▶ [INSTRUCTION]: Find all lines in the records that include the word "sebesar", and copy them out.

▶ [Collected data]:
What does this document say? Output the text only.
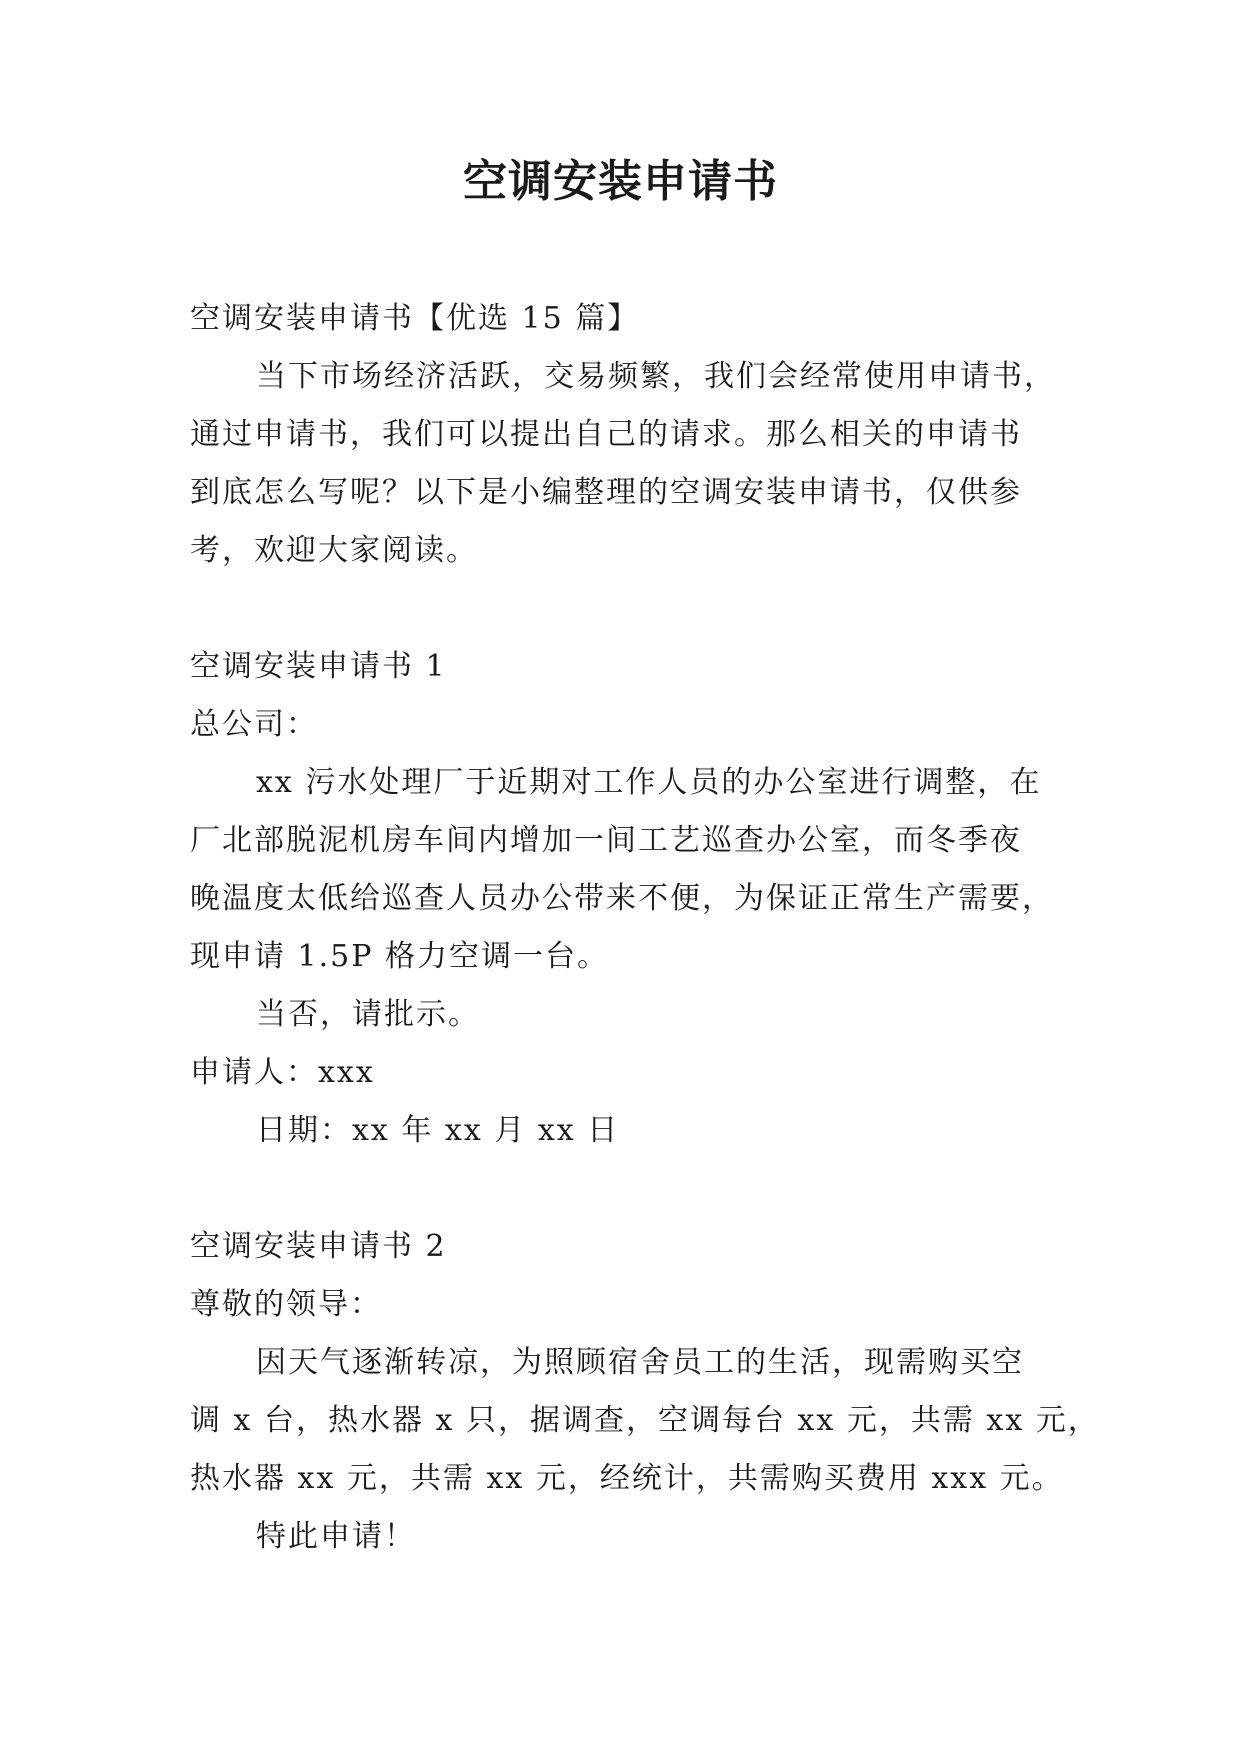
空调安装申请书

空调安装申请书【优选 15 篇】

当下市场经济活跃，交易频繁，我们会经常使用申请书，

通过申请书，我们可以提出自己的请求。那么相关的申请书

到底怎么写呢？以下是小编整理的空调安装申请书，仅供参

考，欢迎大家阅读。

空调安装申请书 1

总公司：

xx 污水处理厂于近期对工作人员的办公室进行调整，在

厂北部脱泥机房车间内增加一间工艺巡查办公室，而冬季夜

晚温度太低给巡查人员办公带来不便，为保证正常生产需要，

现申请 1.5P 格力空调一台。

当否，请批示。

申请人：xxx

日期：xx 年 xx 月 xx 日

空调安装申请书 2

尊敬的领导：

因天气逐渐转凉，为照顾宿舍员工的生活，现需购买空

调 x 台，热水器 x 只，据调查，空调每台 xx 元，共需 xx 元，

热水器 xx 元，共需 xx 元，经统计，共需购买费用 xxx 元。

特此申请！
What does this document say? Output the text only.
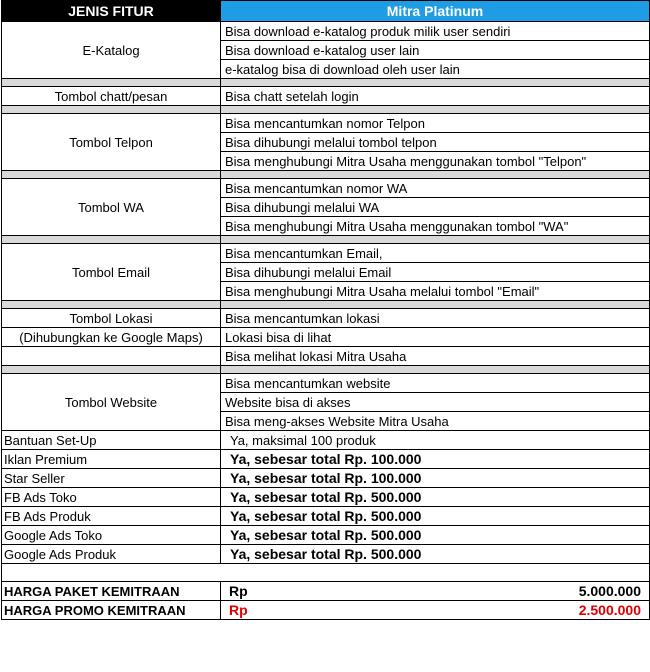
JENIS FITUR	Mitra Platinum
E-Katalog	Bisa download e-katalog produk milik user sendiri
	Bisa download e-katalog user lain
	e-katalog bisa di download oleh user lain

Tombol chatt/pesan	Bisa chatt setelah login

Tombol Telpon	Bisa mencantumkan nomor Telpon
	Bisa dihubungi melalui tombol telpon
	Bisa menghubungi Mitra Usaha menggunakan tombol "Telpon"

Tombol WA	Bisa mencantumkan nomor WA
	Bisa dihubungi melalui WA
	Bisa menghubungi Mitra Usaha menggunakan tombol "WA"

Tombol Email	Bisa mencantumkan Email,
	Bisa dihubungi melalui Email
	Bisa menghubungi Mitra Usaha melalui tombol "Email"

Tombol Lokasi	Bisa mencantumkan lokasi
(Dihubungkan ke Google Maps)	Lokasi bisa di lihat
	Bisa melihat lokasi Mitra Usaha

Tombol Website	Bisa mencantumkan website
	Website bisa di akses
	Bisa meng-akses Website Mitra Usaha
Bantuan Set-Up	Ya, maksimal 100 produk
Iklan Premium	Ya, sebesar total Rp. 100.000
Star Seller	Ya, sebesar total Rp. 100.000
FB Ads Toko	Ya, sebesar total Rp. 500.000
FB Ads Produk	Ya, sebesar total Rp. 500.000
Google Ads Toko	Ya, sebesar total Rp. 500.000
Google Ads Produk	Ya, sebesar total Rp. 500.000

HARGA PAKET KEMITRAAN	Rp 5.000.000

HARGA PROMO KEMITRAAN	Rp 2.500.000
...
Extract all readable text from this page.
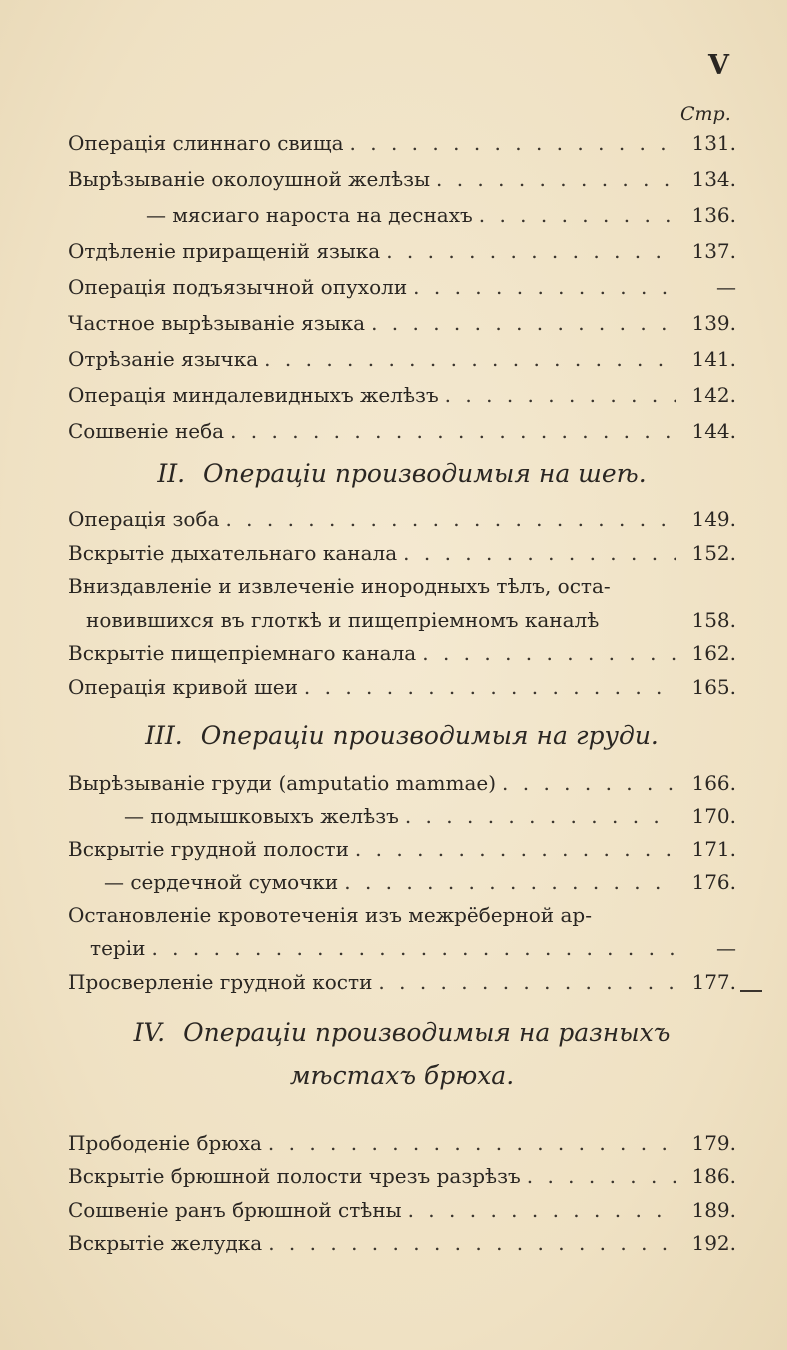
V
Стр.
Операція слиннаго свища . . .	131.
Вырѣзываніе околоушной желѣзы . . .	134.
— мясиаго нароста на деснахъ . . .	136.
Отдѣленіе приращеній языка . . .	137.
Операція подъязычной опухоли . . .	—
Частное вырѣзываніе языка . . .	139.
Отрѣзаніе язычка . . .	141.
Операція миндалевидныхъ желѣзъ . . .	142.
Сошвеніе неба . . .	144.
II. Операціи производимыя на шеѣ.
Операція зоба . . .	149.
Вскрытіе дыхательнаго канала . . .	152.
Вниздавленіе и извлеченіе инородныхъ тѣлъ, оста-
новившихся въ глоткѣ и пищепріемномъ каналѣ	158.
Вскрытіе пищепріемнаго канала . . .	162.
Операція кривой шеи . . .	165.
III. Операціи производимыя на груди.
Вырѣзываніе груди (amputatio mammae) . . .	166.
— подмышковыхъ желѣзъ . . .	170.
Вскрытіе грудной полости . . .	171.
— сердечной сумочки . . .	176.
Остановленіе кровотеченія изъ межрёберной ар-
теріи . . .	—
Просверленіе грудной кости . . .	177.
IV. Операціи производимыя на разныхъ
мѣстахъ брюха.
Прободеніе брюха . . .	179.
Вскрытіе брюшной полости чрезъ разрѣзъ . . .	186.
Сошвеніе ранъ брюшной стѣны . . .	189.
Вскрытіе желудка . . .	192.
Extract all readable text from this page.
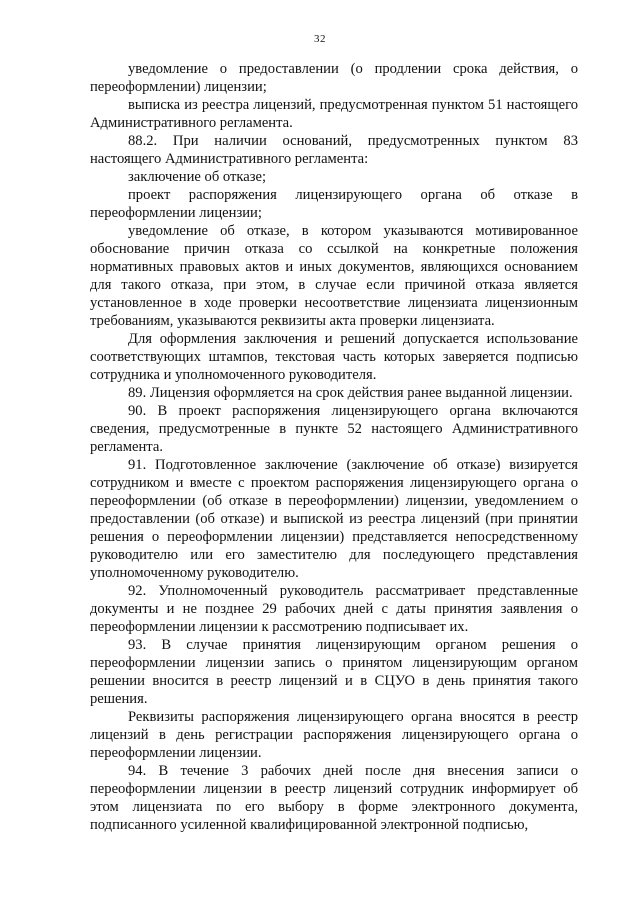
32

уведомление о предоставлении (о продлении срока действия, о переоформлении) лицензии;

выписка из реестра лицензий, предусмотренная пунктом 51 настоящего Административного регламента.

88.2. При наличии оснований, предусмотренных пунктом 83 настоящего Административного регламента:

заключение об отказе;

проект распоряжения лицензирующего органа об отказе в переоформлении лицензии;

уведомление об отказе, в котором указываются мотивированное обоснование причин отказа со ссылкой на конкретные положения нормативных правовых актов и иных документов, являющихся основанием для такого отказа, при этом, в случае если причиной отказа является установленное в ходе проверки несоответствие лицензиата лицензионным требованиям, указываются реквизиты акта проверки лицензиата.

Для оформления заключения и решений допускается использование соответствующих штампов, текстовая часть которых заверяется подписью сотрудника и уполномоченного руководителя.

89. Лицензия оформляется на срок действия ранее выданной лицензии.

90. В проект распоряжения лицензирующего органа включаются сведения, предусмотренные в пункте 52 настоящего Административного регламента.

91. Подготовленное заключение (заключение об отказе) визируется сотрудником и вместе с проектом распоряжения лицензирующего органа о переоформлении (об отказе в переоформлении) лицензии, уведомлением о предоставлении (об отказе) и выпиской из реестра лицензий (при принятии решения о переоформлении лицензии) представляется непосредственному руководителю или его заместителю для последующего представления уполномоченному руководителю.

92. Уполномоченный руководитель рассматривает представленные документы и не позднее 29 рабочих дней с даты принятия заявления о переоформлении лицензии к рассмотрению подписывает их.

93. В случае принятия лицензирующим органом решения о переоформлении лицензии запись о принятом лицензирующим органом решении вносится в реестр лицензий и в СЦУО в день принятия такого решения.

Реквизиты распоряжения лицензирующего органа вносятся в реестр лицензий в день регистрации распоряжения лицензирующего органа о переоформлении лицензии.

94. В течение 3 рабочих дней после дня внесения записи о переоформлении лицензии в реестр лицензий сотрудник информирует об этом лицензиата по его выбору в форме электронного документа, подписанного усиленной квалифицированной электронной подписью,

▶ [FULL SOLUTION]:
Iklan Premium	Ya, sebesar total Rp. 100.000
Star Seller	Ya, sebesar total Rp. 100.000
FB Ads Toko	Ya, sebesar total Rp. 500.000
FB Ads Produk	Ya, sebesar total Rp. 500.000
Google Ads Toko	Ya, sebesar total Rp. 500.000
Google Ads Produk	Ya, sebesar total Rp. 500.000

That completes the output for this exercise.